**** Extracted records

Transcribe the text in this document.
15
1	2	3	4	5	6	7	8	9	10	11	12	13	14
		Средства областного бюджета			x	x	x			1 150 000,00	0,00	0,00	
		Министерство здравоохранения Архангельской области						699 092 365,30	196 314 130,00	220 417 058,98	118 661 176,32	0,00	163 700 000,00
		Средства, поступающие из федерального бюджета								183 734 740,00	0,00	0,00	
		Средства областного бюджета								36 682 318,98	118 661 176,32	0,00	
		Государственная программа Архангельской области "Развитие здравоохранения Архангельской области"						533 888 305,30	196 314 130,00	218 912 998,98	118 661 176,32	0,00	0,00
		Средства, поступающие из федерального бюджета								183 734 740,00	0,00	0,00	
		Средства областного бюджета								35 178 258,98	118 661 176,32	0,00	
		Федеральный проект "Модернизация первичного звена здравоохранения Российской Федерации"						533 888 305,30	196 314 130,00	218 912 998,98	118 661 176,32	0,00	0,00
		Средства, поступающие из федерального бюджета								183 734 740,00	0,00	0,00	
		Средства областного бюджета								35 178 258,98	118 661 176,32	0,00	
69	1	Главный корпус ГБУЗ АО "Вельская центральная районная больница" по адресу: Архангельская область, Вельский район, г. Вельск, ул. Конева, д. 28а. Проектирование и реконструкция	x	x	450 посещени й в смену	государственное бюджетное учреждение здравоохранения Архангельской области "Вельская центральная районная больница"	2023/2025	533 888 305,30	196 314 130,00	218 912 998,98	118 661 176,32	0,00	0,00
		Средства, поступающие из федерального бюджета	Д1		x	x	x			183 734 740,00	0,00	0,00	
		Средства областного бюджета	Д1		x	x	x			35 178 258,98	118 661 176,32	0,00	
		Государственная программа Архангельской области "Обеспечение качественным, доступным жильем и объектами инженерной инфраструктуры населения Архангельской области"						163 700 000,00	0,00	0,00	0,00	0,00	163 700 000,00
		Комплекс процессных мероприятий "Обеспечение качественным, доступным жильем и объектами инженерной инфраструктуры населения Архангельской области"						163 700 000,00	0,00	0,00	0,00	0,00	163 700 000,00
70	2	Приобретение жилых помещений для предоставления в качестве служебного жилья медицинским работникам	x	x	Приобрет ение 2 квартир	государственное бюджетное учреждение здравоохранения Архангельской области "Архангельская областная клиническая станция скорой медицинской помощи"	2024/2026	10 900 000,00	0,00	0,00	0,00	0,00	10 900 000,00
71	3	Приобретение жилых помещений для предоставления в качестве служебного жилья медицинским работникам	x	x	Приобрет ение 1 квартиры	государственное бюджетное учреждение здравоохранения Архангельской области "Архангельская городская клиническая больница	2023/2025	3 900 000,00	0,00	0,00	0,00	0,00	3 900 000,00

********

Aim -> Write the material out again in its entirety, exactly as shown.

The solution ->
Transcribe the text in this document.
15
1	2	3	4	5	6	7	8	9	10	11	12	13	14
		Средства областного бюджета			x	x	x			1 150 000,00	0,00	0,00	
		Министерство здравоохранения Архангельской области						699 092 365,30	196 314 130,00	220 417 058,98	118 661 176,32	0,00	163 700 000,00
		Средства, поступающие из федерального бюджета								183 734 740,00	0,00	0,00	
		Средства областного бюджета								36 682 318,98	118 661 176,32	0,00	
		Государственная программа Архангельской области "Развитие здравоохранения Архангельской области"						533 888 305,30	196 314 130,00	218 912 998,98	118 661 176,32	0,00	0,00
		Средства, поступающие из федерального бюджета								183 734 740,00	0,00	0,00	
		Средства областного бюджета								35 178 258,98	118 661 176,32	0,00	
		Федеральный проект "Модернизация первичного звена здравоохранения Российской Федерации"						533 888 305,30	196 314 130,00	218 912 998,98	118 661 176,32	0,00	0,00
		Средства, поступающие из федерального бюджета								183 734 740,00	0,00	0,00	
		Средства областного бюджета								35 178 258,98	118 661 176,32	0,00	
69	1	Главный корпус ГБУЗ АО "Вельская центральная районная больница" по адресу: Архангельская область, Вельский район, г. Вельск, ул. Конева, д. 28а. Проектирование и реконструкция	x	x	450 посещени й в смену	государственное бюджетное учреждение здравоохранения Архангельской области "Вельская центральная районная больница"	2023/2025	533 888 305,30	196 314 130,00	218 912 998,98	118 661 176,32	0,00	0,00
		Средства, поступающие из федерального бюджета	Д1		x	x	x			183 734 740,00	0,00	0,00	
		Средства областного бюджета	Д1		x	x	x			35 178 258,98	118 661 176,32	0,00	
		Государственная программа Архангельской области "Обеспечение качественным, доступным жильем и объектами инженерной инфраструктуры населения Архангельской области"						163 700 000,00	0,00	0,00	0,00	0,00	163 700 000,00
		Комплекс процессных мероприятий "Обеспечение качественным, доступным жильем и объектами инженерной инфраструктуры населения Архангельской области"						163 700 000,00	0,00	0,00	0,00	0,00	163 700 000,00
70	2	Приобретение жилых помещений для предоставления в качестве служебного жилья медицинским работникам	x	x	Приобрет ение 2 квартир	государственное бюджетное учреждение здравоохранения Архангельской области "Архангельская областная клиническая станция скорой медицинской помощи"	2024/2026	10 900 000,00	0,00	0,00	0,00	0,00	10 900 000,00
71	3	Приобретение жилых помещений для предоставления в качестве служебного жилья медицинским работникам	x	x	Приобрет ение 1 квартиры	государственное бюджетное учреждение здравоохранения Архангельской области "Архангельская городская клиническая больница	2023/2025	3 900 000,00	0,00	0,00	0,00	0,00	3 900 000,00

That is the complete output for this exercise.